=== What you have to do ===
Report each line of the data that has "name" somewhere in it.

=== Records shown ===
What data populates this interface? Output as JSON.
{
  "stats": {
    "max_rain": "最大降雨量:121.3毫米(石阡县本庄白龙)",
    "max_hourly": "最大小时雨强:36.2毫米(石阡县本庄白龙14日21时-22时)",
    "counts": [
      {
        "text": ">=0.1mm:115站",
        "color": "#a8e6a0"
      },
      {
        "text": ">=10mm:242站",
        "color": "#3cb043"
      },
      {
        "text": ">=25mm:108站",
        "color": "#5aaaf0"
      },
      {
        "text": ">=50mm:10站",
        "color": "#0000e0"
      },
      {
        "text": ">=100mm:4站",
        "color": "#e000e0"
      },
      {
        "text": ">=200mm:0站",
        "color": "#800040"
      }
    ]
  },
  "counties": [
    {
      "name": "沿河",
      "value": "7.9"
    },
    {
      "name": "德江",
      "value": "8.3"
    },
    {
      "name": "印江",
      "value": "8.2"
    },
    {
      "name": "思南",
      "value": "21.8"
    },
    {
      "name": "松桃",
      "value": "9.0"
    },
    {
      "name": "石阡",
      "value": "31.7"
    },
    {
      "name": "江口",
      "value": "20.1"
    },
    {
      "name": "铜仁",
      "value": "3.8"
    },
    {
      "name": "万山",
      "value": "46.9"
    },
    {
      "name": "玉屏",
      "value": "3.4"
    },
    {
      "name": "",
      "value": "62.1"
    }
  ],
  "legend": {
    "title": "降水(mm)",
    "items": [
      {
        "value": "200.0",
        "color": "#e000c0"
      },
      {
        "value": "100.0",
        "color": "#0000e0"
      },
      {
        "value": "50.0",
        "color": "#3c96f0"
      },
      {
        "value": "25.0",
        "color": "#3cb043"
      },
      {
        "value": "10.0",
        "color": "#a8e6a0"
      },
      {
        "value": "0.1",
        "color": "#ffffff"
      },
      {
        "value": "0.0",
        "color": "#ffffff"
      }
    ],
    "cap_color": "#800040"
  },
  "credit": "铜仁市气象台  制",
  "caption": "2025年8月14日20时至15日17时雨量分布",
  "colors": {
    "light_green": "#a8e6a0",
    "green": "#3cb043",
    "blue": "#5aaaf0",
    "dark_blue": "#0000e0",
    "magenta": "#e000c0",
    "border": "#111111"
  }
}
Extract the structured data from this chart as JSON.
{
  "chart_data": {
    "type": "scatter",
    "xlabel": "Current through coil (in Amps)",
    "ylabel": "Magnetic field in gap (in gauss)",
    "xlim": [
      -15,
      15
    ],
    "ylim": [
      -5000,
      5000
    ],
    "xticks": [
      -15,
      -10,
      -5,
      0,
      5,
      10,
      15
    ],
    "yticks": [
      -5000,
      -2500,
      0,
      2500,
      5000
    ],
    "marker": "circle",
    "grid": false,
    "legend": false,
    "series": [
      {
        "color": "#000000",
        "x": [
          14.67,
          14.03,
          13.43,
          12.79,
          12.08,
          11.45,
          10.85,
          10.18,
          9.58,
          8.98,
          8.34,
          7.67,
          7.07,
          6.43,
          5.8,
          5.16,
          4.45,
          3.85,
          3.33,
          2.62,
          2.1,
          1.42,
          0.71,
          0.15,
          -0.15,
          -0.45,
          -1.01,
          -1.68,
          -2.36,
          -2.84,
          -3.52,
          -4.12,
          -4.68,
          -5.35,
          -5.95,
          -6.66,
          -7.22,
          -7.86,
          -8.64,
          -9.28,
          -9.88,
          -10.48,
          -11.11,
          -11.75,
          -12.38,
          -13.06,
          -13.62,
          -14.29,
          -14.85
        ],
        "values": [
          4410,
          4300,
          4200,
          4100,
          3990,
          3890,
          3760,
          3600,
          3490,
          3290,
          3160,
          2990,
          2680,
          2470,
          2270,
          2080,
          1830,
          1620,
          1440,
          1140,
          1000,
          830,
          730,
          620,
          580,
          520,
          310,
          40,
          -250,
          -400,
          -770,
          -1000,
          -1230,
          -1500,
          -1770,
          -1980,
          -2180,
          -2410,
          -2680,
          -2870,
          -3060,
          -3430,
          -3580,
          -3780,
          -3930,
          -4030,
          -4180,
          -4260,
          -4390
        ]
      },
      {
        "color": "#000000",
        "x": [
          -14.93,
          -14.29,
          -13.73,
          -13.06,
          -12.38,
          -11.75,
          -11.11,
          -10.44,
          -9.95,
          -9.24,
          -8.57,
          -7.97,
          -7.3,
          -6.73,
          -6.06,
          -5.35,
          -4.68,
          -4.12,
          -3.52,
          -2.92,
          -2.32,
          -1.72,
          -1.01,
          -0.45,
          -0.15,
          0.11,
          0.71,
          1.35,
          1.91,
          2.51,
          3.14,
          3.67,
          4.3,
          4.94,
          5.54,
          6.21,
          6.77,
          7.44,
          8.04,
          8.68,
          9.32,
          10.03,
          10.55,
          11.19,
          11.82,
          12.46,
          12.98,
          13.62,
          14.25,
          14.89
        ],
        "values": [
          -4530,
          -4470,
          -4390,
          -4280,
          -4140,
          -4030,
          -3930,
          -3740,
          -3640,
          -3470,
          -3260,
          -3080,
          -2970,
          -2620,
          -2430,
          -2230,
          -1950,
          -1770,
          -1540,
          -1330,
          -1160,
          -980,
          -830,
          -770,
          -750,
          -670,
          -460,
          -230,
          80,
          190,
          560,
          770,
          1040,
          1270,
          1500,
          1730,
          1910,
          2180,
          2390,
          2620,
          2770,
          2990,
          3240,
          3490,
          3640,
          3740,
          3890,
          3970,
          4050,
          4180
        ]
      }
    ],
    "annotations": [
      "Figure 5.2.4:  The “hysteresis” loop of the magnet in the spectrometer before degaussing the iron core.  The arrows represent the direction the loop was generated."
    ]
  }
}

=== Written response ===
      "name": "沿河",
      "name": "德江",
      "name": "印江",
      "name": "思南",
      "name": "松桃",
      "name": "石阡",
      "name": "江口",
      "name": "铜仁",
      "name": "万山",
      "name": "玉屏",
      "name": "",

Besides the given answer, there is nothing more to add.